(Dataset entries)
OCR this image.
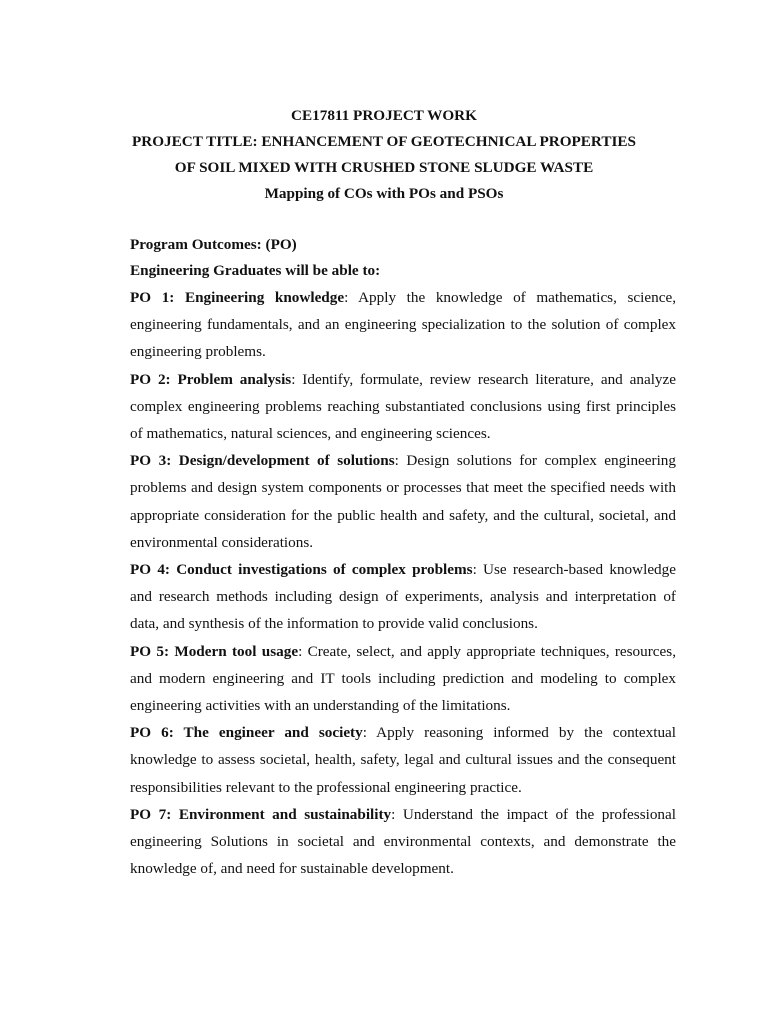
CE17811 PROJECT WORK
PROJECT TITLE: ENHANCEMENT OF GEOTECHNICAL PROPERTIES
OF SOIL MIXED WITH CRUSHED STONE SLUDGE WASTE
Mapping of COs with POs and PSOs
Program Outcomes: (PO)
Engineering Graduates will be able to:

PO 1: Engineering knowledge: Apply the knowledge of mathematics, science, engineering fundamentals, and an engineering specialization to the solution of complex engineering problems.

PO 2: Problem analysis: Identify, formulate, review research literature, and analyze complex engineering problems reaching substantiated conclusions using first principles of mathematics, natural sciences, and engineering sciences.

PO 3: Design/development of solutions: Design solutions for complex engineering problems and design system components or processes that meet the specified needs with appropriate consideration for the public health and safety, and the cultural, societal, and environmental considerations.

PO 4: Conduct investigations of complex problems: Use research-based knowledge and research methods including design of experiments, analysis and interpretation of data, and synthesis of the information to provide valid conclusions.

PO 5: Modern tool usage: Create, select, and apply appropriate techniques, resources, and modern engineering and IT tools including prediction and modeling to complex engineering activities with an understanding of the limitations.

PO 6: The engineer and society: Apply reasoning informed by the contextual knowledge to assess societal, health, safety, legal and cultural issues and the consequent responsibilities relevant to the professional engineering practice.

PO 7: Environment and sustainability: Understand the impact of the professional engineering Solutions in societal and environmental contexts, and demonstrate the knowledge of, and need for sustainable development.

■ **Set exercise**: Without the pictures, write out every entry precisely as it appears.

■ **Result of the exercise**:
OCR this image.
CE17811 PROJECT WORK
PROJECT TITLE: ENHANCEMENT OF GEOTECHNICAL PROPERTIES
OF SOIL MIXED WITH CRUSHED STONE SLUDGE WASTE
Mapping of COs with POs and PSOs
Program Outcomes: (PO)
Engineering Graduates will be able to:

PO 1: Engineering knowledge: Apply the knowledge of mathematics, science, engineering fundamentals, and an engineering specialization to the solution of complex engineering problems.

PO 2: Problem analysis: Identify, formulate, review research literature, and analyze complex engineering problems reaching substantiated conclusions using first principles of mathematics, natural sciences, and engineering sciences.

PO 3: Design/development of solutions: Design solutions for complex engineering problems and design system components or processes that meet the specified needs with appropriate consideration for the public health and safety, and the cultural, societal, and environmental considerations.

PO 4: Conduct investigations of complex problems: Use research-based knowledge and research methods including design of experiments, analysis and interpretation of data, and synthesis of the information to provide valid conclusions.

PO 5: Modern tool usage: Create, select, and apply appropriate techniques, resources, and modern engineering and IT tools including prediction and modeling to complex engineering activities with an understanding of the limitations.

PO 6: The engineer and society: Apply reasoning informed by the contextual knowledge to assess societal, health, safety, legal and cultural issues and the consequent responsibilities relevant to the professional engineering practice.

PO 7: Environment and sustainability: Understand the impact of the professional engineering Solutions in societal and environmental contexts, and demonstrate the knowledge of, and need for sustainable development.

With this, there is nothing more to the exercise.